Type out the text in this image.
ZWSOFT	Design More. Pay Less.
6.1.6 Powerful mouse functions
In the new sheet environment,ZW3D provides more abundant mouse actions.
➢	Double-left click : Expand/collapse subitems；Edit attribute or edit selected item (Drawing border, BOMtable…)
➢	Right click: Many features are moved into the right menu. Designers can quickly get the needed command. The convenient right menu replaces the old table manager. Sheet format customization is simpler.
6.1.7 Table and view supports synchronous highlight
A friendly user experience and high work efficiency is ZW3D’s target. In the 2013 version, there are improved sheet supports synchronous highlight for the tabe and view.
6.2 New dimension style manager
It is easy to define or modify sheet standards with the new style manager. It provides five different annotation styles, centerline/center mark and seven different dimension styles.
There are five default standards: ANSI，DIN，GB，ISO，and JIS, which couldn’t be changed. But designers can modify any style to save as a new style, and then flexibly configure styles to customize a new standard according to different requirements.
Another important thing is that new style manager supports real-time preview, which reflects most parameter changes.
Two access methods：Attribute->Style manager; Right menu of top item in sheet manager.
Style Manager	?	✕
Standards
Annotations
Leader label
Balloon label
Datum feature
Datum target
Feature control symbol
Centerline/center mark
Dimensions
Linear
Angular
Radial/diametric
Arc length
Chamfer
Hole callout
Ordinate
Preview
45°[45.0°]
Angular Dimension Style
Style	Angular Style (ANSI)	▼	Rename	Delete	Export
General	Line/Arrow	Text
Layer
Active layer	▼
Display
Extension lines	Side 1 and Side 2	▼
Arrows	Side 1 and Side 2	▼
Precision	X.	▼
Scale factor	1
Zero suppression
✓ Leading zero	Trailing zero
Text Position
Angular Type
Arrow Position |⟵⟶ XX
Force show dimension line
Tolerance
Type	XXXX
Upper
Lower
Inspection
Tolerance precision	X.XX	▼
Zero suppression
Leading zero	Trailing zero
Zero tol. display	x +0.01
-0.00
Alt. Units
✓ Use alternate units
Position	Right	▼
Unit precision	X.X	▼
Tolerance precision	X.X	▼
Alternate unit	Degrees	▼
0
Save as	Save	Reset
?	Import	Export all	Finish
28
-----
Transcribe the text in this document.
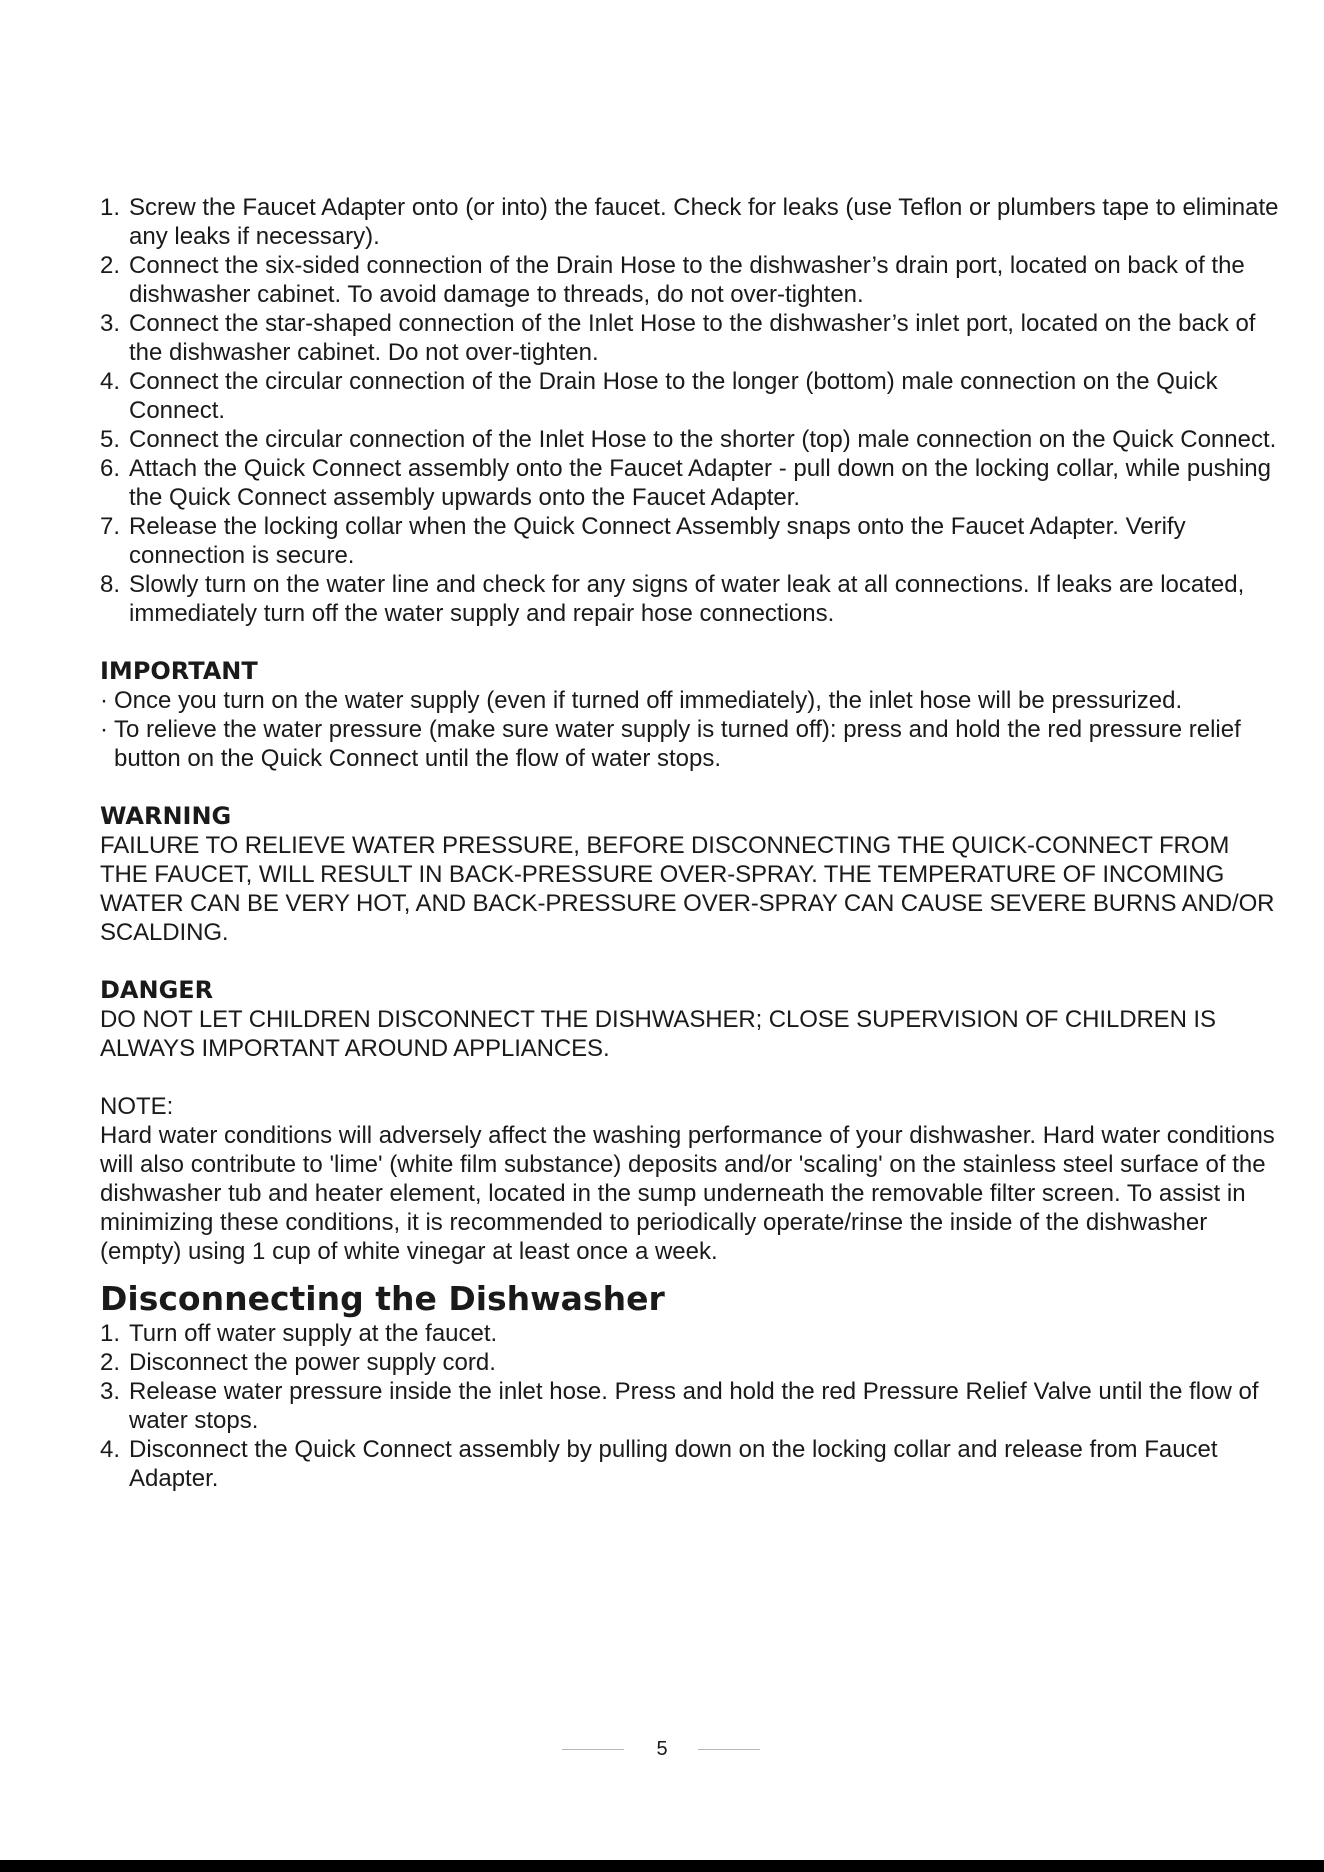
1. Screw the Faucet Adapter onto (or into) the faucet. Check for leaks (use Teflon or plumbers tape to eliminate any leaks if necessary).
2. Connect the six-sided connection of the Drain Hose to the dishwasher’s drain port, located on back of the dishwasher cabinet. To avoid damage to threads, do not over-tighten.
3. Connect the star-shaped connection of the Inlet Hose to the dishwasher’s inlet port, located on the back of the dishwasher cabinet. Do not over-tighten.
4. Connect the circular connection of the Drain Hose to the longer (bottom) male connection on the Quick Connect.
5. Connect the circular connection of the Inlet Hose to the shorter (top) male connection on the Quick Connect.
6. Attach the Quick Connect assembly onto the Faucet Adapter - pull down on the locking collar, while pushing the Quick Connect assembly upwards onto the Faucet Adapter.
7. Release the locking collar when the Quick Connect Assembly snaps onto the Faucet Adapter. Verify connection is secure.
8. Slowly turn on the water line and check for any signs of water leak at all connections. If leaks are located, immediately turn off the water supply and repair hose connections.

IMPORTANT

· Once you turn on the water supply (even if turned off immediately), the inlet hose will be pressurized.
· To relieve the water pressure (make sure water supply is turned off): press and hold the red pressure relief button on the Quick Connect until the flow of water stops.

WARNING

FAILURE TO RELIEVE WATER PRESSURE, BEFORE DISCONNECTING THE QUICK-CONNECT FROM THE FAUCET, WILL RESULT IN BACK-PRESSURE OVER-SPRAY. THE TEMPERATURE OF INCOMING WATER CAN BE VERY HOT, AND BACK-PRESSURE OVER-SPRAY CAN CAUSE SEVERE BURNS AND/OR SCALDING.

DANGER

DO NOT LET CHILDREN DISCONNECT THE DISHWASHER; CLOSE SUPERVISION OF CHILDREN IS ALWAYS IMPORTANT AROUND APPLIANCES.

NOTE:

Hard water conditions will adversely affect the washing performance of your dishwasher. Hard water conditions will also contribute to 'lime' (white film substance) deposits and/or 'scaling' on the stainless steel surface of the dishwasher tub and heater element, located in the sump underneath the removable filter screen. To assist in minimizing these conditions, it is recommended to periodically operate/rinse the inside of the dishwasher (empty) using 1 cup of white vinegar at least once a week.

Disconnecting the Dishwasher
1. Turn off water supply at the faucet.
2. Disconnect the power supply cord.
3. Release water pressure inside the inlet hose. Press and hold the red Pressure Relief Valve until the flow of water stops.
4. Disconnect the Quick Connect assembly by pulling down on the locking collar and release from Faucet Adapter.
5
-----
> [Problem description]: In the listing, find each line with the string "leaks" and copy it.

> [Complete answer]:
1. Screw the Faucet Adapter onto (or into) the faucet. Check for leaks (use Teflon or plumbers tape to eliminate any leaks if necessary).
8. Slowly turn on the water line and check for any signs of water leak at all connections. If leaks are located, immediately turn off the water supply and repair hose connections.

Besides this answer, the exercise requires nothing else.